-- Start --
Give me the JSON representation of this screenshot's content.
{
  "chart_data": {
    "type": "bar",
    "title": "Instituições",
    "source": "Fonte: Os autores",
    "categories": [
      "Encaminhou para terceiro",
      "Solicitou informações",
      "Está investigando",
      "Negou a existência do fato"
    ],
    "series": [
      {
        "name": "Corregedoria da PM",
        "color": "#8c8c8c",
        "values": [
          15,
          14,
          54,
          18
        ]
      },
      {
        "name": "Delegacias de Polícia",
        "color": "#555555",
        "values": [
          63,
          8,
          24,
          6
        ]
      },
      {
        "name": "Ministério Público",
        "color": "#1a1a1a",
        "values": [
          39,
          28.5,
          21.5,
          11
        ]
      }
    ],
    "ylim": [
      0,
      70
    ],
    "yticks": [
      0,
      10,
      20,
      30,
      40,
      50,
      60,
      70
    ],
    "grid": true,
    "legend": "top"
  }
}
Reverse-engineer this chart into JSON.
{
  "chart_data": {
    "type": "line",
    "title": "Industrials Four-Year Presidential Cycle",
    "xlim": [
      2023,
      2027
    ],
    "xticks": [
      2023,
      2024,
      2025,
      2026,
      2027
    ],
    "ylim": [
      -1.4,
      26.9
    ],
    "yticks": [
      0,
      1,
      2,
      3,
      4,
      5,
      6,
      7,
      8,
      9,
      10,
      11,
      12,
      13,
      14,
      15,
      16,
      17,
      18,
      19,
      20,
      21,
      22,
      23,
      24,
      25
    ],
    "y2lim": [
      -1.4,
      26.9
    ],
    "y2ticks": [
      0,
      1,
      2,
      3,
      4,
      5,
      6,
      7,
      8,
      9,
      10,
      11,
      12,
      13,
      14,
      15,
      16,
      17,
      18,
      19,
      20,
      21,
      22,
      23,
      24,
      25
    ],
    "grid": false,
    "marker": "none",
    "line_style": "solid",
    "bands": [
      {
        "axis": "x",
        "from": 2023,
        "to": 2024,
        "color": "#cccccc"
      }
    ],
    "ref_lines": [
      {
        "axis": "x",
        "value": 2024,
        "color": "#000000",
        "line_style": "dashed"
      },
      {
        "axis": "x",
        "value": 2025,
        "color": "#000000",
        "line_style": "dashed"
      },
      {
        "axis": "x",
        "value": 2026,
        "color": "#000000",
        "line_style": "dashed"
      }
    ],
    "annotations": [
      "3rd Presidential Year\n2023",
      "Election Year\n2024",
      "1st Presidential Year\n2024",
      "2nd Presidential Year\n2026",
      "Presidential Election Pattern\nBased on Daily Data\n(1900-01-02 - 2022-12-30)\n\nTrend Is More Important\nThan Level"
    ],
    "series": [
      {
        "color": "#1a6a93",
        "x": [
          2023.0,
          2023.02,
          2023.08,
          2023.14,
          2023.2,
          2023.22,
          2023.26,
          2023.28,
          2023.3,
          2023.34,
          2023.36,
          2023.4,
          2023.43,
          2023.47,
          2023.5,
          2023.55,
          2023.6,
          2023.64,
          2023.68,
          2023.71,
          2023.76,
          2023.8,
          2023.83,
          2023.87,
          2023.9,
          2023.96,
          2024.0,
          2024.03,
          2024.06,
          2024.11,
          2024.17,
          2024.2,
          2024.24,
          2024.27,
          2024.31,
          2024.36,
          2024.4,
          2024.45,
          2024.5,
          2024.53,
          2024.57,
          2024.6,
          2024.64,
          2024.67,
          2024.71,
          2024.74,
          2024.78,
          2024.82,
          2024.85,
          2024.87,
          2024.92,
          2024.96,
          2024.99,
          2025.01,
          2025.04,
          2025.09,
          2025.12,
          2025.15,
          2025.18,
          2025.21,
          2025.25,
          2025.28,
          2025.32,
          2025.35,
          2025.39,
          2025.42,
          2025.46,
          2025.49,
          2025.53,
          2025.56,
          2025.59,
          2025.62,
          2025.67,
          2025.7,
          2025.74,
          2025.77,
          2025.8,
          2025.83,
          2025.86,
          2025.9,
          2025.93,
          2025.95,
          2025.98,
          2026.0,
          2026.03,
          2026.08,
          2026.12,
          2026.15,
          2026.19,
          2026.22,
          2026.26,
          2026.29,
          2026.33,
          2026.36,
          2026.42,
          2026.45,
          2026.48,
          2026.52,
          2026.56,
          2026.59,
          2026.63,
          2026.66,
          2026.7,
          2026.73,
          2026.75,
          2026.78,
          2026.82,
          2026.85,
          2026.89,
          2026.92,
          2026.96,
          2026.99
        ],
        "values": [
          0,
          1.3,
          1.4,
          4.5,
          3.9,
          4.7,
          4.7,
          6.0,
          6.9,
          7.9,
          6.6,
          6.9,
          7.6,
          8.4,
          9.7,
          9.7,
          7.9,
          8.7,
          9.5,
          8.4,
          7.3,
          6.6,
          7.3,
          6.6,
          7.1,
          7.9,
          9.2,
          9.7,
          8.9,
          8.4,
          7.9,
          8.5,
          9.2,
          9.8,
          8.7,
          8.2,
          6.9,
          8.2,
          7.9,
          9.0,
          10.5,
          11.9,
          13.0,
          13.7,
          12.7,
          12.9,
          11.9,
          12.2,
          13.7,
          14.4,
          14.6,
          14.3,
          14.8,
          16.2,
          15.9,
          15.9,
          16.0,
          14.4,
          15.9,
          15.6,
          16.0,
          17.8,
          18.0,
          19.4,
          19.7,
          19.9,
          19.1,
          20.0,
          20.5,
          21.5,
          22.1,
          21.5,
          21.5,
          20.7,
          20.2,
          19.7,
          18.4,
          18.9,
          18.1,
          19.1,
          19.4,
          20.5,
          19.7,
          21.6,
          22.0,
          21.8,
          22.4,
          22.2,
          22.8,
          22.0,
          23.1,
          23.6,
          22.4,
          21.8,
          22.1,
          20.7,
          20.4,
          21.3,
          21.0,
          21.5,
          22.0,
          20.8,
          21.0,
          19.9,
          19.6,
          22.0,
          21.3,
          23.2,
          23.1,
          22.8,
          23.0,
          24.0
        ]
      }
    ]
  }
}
-- End --
• YOUR GOAL:
Without leaving anything out, give the entries again exactly.

• WORKED SOLUTION:
Give me the JSON representation of this screenshot's content.
{
  "chart_data": {
    "type": "bar",
    "title": "Instituições",
    "source": "Fonte: Os autores",
    "categories": [
      "Encaminhou para terceiro",
      "Solicitou informações",
      "Está investigando",
      "Negou a existência do fato"
    ],
    "series": [
      {
        "name": "Corregedoria da PM",
        "color": "#8c8c8c",
        "values": [
          15,
          14,
          54,
          18
        ]
      },
      {
        "name": "Delegacias de Polícia",
        "color": "#555555",
        "values": [
          63,
          8,
          24,
          6
        ]
      },
      {
        "name": "Ministério Público",
        "color": "#1a1a1a",
        "values": [
          39,
          28.5,
          21.5,
          11
        ]
      }
    ],
    "ylim": [
      0,
      70
    ],
    "yticks": [
      0,
      10,
      20,
      30,
      40,
      50,
      60,
      70
    ],
    "grid": true,
    "legend": "top"
  }
}
Reverse-engineer this chart into JSON.
{
  "chart_data": {
    "type": "line",
    "title": "Industrials Four-Year Presidential Cycle",
    "xlim": [
      2023,
      2027
    ],
    "xticks": [
      2023,
      2024,
      2025,
      2026,
      2027
    ],
    "ylim": [
      -1.4,
      26.9
    ],
    "yticks": [
      0,
      1,
      2,
      3,
      4,
      5,
      6,
      7,
      8,
      9,
      10,
      11,
      12,
      13,
      14,
      15,
      16,
      17,
      18,
      19,
      20,
      21,
      22,
      23,
      24,
      25
    ],
    "y2lim": [
      -1.4,
      26.9
    ],
    "y2ticks": [
      0,
      1,
      2,
      3,
      4,
      5,
      6,
      7,
      8,
      9,
      10,
      11,
      12,
      13,
      14,
      15,
      16,
      17,
      18,
      19,
      20,
      21,
      22,
      23,
      24,
      25
    ],
    "grid": false,
    "marker": "none",
    "line_style": "solid",
    "bands": [
      {
        "axis": "x",
        "from": 2023,
        "to": 2024,
        "color": "#cccccc"
      }
    ],
    "ref_lines": [
      {
        "axis": "x",
        "value": 2024,
        "color": "#000000",
        "line_style": "dashed"
      },
      {
        "axis": "x",
        "value": 2025,
        "color": "#000000",
        "line_style": "dashed"
      },
      {
        "axis": "x",
        "value": 2026,
        "color": "#000000",
        "line_style": "dashed"
      }
    ],
    "annotations": [
      "3rd Presidential Year\n2023",
      "Election Year\n2024",
      "1st Presidential Year\n2024",
      "2nd Presidential Year\n2026",
      "Presidential Election Pattern\nBased on Daily Data\n(1900-01-02 - 2022-12-30)\n\nTrend Is More Important\nThan Level"
    ],
    "series": [
      {
        "color": "#1a6a93",
        "x": [
          2023.0,
          2023.02,
          2023.08,
          2023.14,
          2023.2,
          2023.22,
          2023.26,
          2023.28,
          2023.3,
          2023.34,
          2023.36,
          2023.4,
          2023.43,
          2023.47,
          2023.5,
          2023.55,
          2023.6,
          2023.64,
          2023.68,
          2023.71,
          2023.76,
          2023.8,
          2023.83,
          2023.87,
          2023.9,
          2023.96,
          2024.0,
          2024.03,
          2024.06,
          2024.11,
          2024.17,
          2024.2,
          2024.24,
          2024.27,
          2024.31,
          2024.36,
          2024.4,
          2024.45,
          2024.5,
          2024.53,
          2024.57,
          2024.6,
          2024.64,
          2024.67,
          2024.71,
          2024.74,
          2024.78,
          2024.82,
          2024.85,
          2024.87,
          2024.92,
          2024.96,
          2024.99,
          2025.01,
          2025.04,
          2025.09,
          2025.12,
          2025.15,
          2025.18,
          2025.21,
          2025.25,
          2025.28,
          2025.32,
          2025.35,
          2025.39,
          2025.42,
          2025.46,
          2025.49,
          2025.53,
          2025.56,
          2025.59,
          2025.62,
          2025.67,
          2025.7,
          2025.74,
          2025.77,
          2025.8,
          2025.83,
          2025.86,
          2025.9,
          2025.93,
          2025.95,
          2025.98,
          2026.0,
          2026.03,
          2026.08,
          2026.12,
          2026.15,
          2026.19,
          2026.22,
          2026.26,
          2026.29,
          2026.33,
          2026.36,
          2026.42,
          2026.45,
          2026.48,
          2026.52,
          2026.56,
          2026.59,
          2026.63,
          2026.66,
          2026.7,
          2026.73,
          2026.75,
          2026.78,
          2026.82,
          2026.85,
          2026.89,
          2026.92,
          2026.96,
          2026.99
        ],
        "values": [
          0,
          1.3,
          1.4,
          4.5,
          3.9,
          4.7,
          4.7,
          6.0,
          6.9,
          7.9,
          6.6,
          6.9,
          7.6,
          8.4,
          9.7,
          9.7,
          7.9,
          8.7,
          9.5,
          8.4,
          7.3,
          6.6,
          7.3,
          6.6,
          7.1,
          7.9,
          9.2,
          9.7,
          8.9,
          8.4,
          7.9,
          8.5,
          9.2,
          9.8,
          8.7,
          8.2,
          6.9,
          8.2,
          7.9,
          9.0,
          10.5,
          11.9,
          13.0,
          13.7,
          12.7,
          12.9,
          11.9,
          12.2,
          13.7,
          14.4,
          14.6,
          14.3,
          14.8,
          16.2,
          15.9,
          15.9,
          16.0,
          14.4,
          15.9,
          15.6,
          16.0,
          17.8,
          18.0,
          19.4,
          19.7,
          19.9,
          19.1,
          20.0,
          20.5,
          21.5,
          22.1,
          21.5,
          21.5,
          20.7,
          20.2,
          19.7,
          18.4,
          18.9,
          18.1,
          19.1,
          19.4,
          20.5,
          19.7,
          21.6,
          22.0,
          21.8,
          22.4,
          22.2,
          22.8,
          22.0,
          23.1,
          23.6,
          22.4,
          21.8,
          22.1,
          20.7,
          20.4,
          21.3,
          21.0,
          21.5,
          22.0,
          20.8,
          21.0,
          19.9,
          19.6,
          22.0,
          21.3,
          23.2,
          23.1,
          22.8,
          23.0,
          24.0
        ]
      }
    ]
  }
}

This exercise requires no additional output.